** start **

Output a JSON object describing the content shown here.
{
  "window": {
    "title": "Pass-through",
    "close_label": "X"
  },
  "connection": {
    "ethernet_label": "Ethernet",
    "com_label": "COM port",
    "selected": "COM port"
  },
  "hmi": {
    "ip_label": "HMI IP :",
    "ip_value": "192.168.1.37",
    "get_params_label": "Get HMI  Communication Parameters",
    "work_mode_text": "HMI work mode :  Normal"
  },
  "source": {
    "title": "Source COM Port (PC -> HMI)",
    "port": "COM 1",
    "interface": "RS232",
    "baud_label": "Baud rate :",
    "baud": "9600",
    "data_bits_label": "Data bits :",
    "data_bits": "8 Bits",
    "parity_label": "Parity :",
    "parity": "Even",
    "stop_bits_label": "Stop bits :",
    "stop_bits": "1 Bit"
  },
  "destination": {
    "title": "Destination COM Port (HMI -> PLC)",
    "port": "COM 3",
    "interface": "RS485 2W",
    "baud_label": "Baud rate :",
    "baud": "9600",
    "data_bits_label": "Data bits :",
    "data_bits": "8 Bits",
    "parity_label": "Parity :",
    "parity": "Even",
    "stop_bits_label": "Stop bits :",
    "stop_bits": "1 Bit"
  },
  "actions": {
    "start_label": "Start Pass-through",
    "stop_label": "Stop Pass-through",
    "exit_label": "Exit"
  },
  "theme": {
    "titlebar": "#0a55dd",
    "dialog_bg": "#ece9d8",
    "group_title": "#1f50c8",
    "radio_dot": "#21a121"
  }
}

** end **

Task statement
Read the entries and show each line that mentions "Pass".

The reply
    "title": "Pass-through",
    "start_label": "Start Pass-through",
    "stop_label": "Stop Pass-through",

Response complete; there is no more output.